# [BRIEF]
Count only the lines of the records that hold "Rotate", then give the number without any other words.

┌─ SOURCE RECORDS

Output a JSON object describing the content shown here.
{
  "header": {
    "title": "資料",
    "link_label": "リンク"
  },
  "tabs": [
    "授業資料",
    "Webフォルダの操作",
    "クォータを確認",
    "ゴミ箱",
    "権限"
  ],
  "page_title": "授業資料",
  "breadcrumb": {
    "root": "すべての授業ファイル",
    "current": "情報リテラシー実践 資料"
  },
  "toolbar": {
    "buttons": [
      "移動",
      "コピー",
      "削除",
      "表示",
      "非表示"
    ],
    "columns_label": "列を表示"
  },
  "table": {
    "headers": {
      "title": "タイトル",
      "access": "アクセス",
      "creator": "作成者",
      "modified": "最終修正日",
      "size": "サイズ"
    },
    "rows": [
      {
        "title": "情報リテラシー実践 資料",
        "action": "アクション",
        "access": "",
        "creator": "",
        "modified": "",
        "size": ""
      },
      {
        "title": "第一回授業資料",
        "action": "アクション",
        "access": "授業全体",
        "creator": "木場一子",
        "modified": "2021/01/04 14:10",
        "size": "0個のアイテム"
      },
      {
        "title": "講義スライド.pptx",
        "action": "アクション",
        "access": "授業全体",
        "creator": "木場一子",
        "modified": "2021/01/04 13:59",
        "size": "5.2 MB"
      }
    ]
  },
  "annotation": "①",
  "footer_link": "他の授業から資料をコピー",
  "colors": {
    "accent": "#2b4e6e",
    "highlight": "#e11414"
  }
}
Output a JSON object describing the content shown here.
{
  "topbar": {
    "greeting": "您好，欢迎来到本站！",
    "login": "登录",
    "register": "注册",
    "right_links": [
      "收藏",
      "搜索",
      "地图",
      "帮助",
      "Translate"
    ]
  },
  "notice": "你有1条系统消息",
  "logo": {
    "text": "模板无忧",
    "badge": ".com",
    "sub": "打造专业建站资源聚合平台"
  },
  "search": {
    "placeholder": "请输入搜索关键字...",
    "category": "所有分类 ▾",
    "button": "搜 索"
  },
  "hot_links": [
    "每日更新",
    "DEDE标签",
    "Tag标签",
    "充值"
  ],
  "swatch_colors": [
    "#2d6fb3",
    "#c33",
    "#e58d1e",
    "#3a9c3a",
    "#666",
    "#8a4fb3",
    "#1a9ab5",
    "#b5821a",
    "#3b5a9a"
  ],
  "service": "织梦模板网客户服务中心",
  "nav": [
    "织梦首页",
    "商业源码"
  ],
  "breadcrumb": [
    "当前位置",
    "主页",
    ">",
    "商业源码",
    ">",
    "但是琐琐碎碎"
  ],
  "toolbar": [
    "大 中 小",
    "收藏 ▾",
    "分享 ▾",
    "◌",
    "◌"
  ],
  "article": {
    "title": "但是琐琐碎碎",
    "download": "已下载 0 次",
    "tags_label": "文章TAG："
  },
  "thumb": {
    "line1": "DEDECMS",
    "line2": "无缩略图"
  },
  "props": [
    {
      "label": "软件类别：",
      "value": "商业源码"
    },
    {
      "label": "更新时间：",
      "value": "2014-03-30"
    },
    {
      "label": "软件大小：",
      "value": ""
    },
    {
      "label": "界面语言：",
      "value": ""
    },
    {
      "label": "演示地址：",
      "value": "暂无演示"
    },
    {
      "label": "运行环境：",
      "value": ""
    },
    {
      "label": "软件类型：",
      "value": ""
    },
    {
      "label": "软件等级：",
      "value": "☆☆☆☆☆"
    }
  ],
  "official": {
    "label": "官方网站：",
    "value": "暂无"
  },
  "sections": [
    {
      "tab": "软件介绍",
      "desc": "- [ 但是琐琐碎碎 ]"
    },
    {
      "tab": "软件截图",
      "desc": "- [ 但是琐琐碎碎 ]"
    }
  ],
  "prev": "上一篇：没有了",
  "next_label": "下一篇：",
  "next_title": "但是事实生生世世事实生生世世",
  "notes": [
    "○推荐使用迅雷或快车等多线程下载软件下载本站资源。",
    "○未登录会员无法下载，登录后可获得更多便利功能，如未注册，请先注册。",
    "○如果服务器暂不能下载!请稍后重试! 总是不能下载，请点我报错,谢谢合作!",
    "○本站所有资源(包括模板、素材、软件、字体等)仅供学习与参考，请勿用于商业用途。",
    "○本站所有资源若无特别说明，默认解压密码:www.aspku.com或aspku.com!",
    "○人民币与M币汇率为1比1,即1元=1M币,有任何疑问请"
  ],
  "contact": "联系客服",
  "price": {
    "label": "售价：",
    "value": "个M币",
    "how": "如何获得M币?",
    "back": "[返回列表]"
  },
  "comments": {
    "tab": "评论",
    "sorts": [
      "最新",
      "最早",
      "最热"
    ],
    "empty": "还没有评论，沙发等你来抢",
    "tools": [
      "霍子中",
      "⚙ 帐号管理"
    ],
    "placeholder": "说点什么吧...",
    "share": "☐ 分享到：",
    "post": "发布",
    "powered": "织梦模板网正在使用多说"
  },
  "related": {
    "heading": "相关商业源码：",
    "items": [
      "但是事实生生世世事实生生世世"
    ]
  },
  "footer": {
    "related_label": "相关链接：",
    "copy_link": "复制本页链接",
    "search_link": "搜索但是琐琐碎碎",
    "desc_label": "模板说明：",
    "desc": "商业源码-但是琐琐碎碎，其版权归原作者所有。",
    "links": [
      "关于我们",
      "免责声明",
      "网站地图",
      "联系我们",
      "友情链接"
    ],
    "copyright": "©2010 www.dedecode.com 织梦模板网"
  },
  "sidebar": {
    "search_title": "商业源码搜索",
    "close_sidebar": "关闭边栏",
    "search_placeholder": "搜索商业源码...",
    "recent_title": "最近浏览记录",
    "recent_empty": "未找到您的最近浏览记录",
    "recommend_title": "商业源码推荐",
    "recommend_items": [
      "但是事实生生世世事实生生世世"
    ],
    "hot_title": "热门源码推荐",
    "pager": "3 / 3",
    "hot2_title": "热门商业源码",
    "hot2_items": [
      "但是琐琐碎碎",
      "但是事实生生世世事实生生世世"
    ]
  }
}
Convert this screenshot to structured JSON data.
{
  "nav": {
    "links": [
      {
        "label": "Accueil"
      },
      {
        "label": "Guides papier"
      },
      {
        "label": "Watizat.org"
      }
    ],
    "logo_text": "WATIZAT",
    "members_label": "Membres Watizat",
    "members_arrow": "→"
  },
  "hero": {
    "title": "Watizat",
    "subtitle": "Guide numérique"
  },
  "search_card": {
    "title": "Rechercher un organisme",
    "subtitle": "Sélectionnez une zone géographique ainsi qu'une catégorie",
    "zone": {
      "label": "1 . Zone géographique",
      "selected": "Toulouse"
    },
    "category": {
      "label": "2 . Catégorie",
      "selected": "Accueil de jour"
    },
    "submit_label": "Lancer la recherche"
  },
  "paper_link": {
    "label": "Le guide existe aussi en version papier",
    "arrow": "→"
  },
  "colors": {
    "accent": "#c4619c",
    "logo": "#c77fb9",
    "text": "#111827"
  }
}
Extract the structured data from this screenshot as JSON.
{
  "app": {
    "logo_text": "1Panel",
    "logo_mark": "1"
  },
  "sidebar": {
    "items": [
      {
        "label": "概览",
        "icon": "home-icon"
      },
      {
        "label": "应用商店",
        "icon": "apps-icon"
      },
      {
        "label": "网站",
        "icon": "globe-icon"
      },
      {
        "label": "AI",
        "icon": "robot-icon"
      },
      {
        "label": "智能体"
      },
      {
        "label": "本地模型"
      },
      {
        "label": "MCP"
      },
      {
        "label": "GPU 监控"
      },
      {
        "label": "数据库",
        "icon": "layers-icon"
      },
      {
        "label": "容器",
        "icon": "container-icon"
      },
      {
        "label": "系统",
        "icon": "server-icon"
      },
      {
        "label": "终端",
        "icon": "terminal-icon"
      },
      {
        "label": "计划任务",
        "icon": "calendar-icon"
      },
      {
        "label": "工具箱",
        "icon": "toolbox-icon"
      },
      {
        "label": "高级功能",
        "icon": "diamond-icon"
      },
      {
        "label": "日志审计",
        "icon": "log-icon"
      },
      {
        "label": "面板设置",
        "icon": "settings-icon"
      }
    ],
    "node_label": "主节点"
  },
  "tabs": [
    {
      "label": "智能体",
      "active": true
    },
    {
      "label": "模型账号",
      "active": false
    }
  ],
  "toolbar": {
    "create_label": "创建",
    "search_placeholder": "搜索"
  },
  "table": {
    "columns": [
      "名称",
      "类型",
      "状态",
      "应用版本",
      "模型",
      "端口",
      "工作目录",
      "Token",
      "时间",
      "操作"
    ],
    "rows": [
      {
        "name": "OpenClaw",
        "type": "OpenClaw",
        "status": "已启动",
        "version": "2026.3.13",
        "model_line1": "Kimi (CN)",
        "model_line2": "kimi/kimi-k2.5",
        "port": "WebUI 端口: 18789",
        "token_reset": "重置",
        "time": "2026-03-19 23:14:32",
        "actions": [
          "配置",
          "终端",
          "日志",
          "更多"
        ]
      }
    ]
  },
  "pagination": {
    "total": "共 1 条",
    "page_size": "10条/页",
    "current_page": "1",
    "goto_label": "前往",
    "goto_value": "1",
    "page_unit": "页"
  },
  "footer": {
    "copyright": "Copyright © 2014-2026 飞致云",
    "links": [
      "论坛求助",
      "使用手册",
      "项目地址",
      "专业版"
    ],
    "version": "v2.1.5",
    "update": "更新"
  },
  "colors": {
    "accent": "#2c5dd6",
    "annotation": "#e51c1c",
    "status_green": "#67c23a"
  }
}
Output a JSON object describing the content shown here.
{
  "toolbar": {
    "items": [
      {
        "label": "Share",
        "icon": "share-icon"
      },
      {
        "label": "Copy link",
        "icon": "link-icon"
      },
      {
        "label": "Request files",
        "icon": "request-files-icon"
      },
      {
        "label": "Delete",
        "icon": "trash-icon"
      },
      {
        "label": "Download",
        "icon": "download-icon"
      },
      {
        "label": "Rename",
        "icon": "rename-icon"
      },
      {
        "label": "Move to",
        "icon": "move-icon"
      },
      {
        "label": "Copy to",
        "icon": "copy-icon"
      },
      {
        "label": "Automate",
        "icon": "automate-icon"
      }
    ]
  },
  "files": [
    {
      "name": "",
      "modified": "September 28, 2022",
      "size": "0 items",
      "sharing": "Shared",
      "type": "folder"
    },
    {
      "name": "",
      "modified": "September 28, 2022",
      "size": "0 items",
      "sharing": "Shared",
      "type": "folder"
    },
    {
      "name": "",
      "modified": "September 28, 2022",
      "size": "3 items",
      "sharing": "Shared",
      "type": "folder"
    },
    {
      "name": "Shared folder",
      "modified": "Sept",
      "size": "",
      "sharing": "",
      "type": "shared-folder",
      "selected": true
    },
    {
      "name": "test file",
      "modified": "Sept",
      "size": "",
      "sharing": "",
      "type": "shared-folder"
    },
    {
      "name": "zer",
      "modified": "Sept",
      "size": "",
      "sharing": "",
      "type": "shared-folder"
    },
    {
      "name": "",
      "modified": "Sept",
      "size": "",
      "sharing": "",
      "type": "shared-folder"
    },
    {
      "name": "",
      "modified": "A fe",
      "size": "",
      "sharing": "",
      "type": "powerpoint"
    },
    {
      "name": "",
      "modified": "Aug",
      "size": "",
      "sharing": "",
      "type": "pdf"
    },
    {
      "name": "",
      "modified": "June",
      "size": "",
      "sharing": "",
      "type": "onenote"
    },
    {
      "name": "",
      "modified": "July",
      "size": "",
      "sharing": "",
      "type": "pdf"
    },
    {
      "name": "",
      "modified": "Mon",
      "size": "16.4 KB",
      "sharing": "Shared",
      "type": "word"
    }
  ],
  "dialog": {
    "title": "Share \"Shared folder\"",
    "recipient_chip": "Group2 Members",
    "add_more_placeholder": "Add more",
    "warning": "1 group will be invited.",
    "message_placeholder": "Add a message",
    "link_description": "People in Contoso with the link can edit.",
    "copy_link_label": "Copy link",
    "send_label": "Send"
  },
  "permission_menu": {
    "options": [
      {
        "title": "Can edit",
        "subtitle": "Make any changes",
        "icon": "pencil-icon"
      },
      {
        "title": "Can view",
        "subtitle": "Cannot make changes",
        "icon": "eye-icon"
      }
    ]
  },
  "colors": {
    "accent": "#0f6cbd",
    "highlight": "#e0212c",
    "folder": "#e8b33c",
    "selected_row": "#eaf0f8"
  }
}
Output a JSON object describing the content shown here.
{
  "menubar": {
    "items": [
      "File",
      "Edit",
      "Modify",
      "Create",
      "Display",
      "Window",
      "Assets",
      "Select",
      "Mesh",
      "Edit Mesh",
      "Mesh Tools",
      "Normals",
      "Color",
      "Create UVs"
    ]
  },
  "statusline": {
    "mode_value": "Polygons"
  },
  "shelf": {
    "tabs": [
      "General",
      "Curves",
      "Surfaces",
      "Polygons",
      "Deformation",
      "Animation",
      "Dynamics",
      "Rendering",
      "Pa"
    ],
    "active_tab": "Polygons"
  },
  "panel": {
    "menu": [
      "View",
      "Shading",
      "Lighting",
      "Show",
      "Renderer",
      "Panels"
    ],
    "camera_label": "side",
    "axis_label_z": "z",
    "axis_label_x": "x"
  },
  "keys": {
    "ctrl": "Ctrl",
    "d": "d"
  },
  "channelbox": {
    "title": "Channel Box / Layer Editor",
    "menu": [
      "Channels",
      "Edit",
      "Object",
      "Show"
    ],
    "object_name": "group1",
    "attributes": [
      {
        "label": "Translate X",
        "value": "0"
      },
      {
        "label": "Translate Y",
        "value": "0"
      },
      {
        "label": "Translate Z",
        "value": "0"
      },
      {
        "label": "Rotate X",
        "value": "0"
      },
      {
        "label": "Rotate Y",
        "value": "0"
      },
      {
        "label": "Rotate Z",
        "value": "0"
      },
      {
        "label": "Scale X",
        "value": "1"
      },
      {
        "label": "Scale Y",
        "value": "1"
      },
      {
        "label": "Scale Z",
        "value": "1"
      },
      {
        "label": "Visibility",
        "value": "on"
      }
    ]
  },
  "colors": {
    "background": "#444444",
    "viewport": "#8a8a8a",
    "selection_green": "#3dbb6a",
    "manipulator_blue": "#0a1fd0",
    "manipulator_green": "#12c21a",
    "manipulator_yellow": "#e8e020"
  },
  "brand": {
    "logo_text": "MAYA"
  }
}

└─

# [COMPLETE OUTPUT]
3